Omit all images. Write out the rest of the material exactly.

§ DATASET:
>> Start

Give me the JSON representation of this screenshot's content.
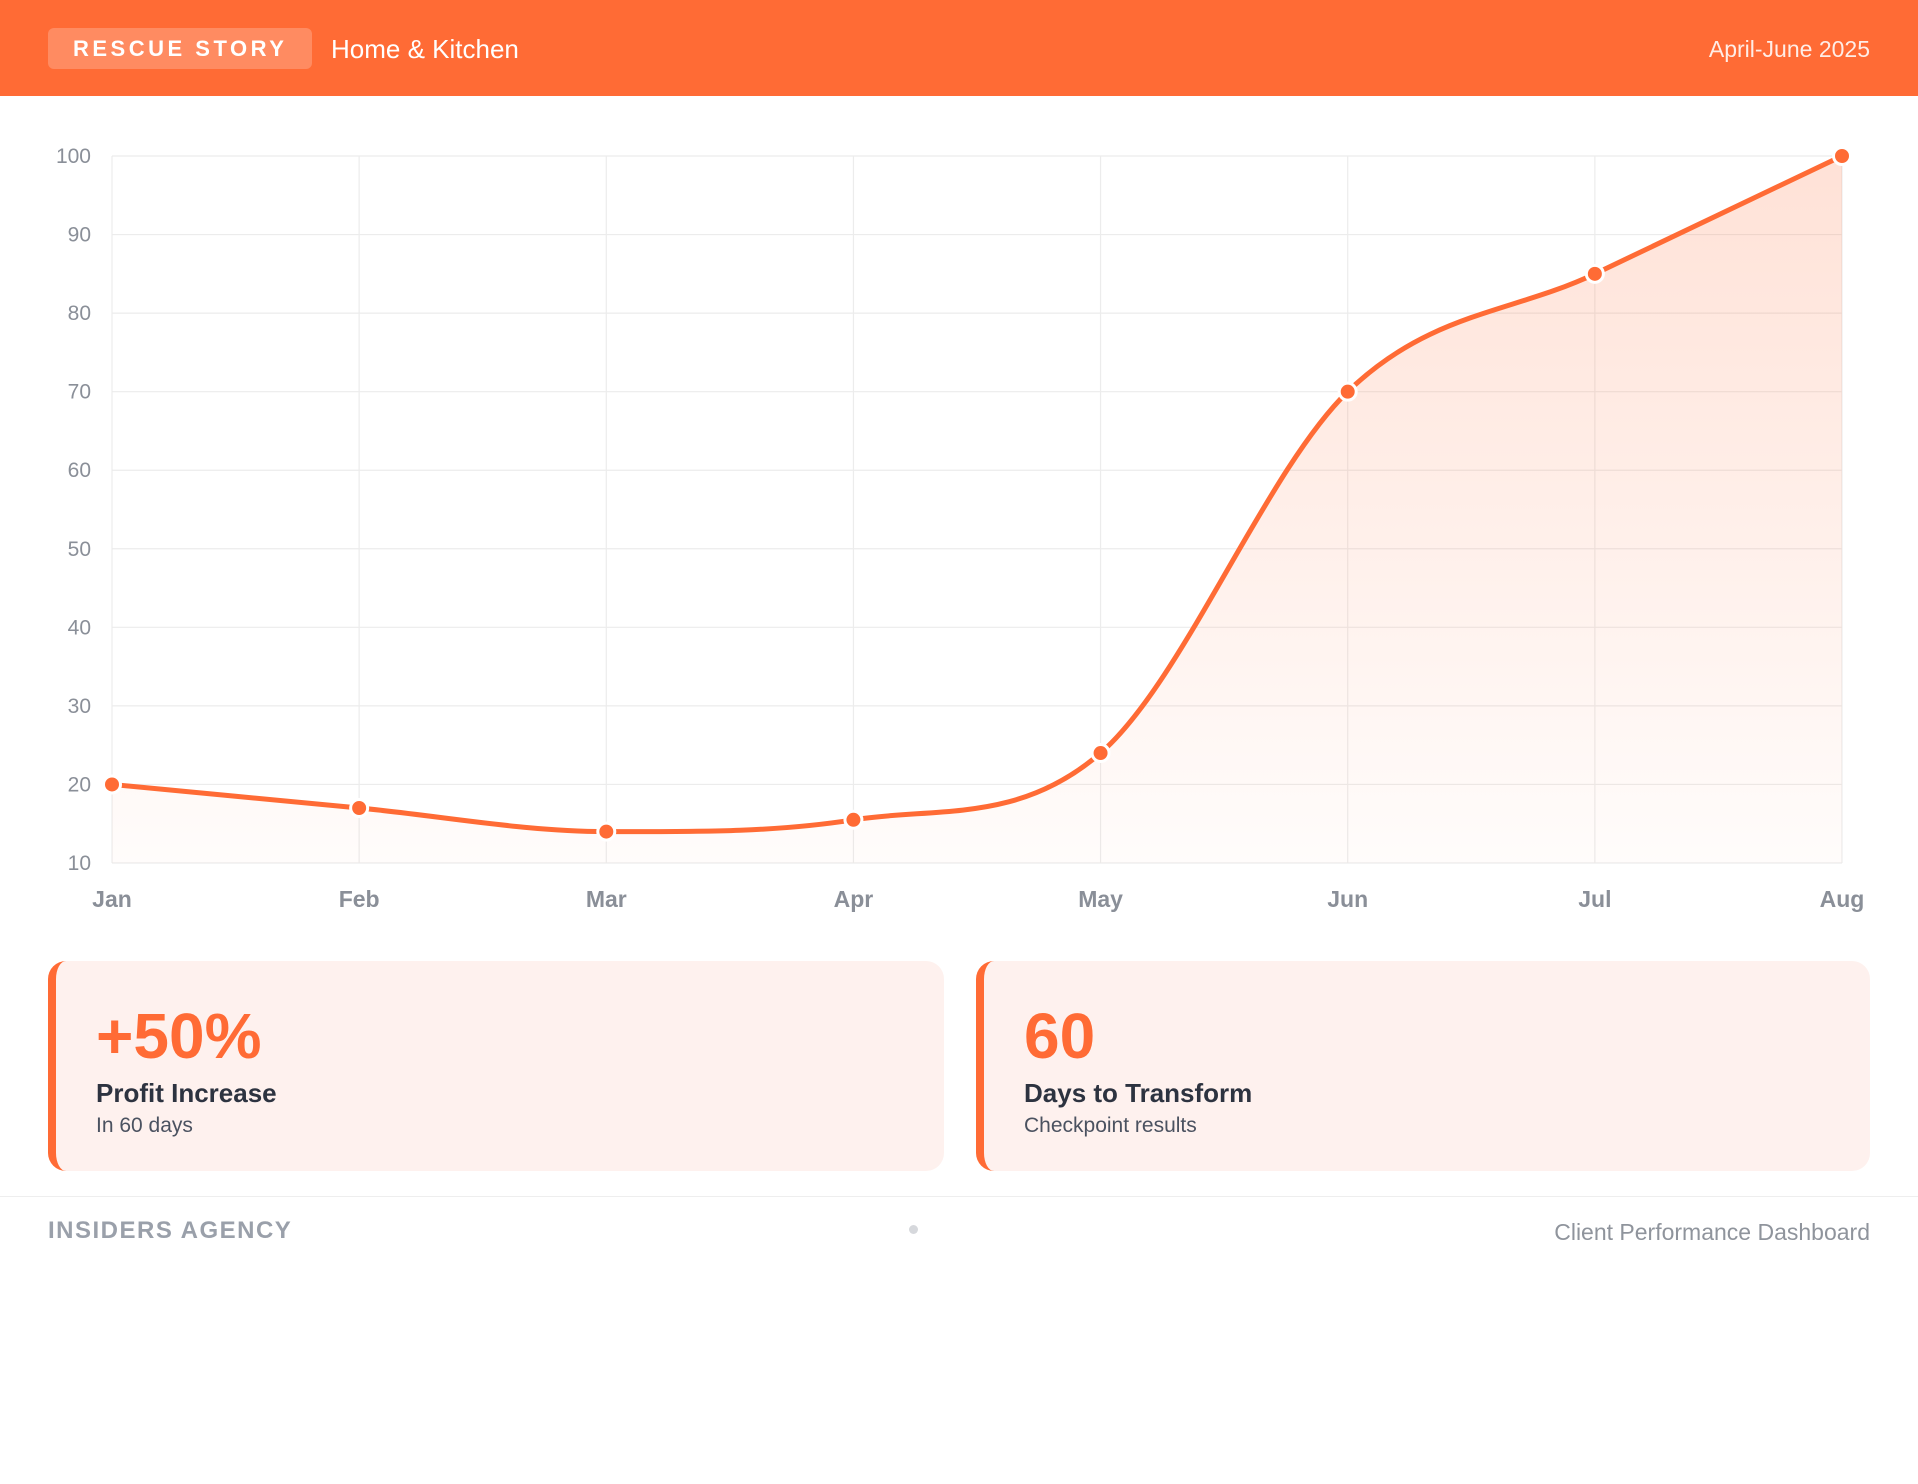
{
  "header": {
    "badge": "RESCUE STORY",
    "category": "Home & Kitchen",
    "period": "April-June 2025"
  },
  "chart_data": {
    "type": "area",
    "title": "",
    "xlabel": "",
    "ylabel": "",
    "categories": [
      "Jan",
      "Feb",
      "Mar",
      "Apr",
      "May",
      "Jun",
      "Jul",
      "Aug"
    ],
    "series": [
      {
        "values": [
          20,
          17,
          14,
          15.5,
          24,
          70,
          85,
          100
        ]
      }
    ],
    "ylim": [
      10,
      100
    ],
    "yticks": [
      10,
      20,
      30,
      40,
      50,
      60,
      70,
      80,
      90,
      100
    ],
    "grid": true,
    "legend": "none",
    "smooth": true,
    "colors": {
      "line": "#ff6b35",
      "fill": "#ff6b35",
      "grid": "#ececec",
      "tick": "#8a8f98"
    }
  },
  "cards": [
    {
      "value": "+50%",
      "label": "Profit Increase",
      "sub": "In 60 days"
    },
    {
      "value": "60",
      "label": "Days to Transform",
      "sub": "Checkpoint results"
    }
  ],
  "footer": {
    "brand": "INSIDERS AGENCY",
    "right": "Client Performance Dashboard"
  },
  "colors": {
    "accent": "#ff6b35",
    "card_bg": "#fef1ee",
    "text_dark": "#2d3340"
  }
}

>> End

§ SOLUTION TO THIS PROBLEM:
Give me the JSON representation of this screenshot's content.
{
  "header": {
    "badge": "RESCUE STORY",
    "category": "Home & Kitchen",
    "period": "April-June 2025"
  },
  "chart_data": {
    "type": "area",
    "title": "",
    "xlabel": "",
    "ylabel": "",
    "categories": [
      "Jan",
      "Feb",
      "Mar",
      "Apr",
      "May",
      "Jun",
      "Jul",
      "Aug"
    ],
    "series": [
      {
        "values": [
          20,
          17,
          14,
          15.5,
          24,
          70,
          85,
          100
        ]
      }
    ],
    "ylim": [
      10,
      100
    ],
    "yticks": [
      10,
      20,
      30,
      40,
      50,
      60,
      70,
      80,
      90,
      100
    ],
    "grid": true,
    "legend": "none",
    "smooth": true,
    "colors": {
      "line": "#ff6b35",
      "fill": "#ff6b35",
      "grid": "#ececec",
      "tick": "#8a8f98"
    }
  },
  "cards": [
    {
      "value": "+50%",
      "label": "Profit Increase",
      "sub": "In 60 days"
    },
    {
      "value": "60",
      "label": "Days to Transform",
      "sub": "Checkpoint results"
    }
  ],
  "footer": {
    "brand": "INSIDERS AGENCY",
    "right": "Client Performance Dashboard"
  },
  "colors": {
    "accent": "#ff6b35",
    "card_bg": "#fef1ee",
    "text_dark": "#2d3340"
  }
}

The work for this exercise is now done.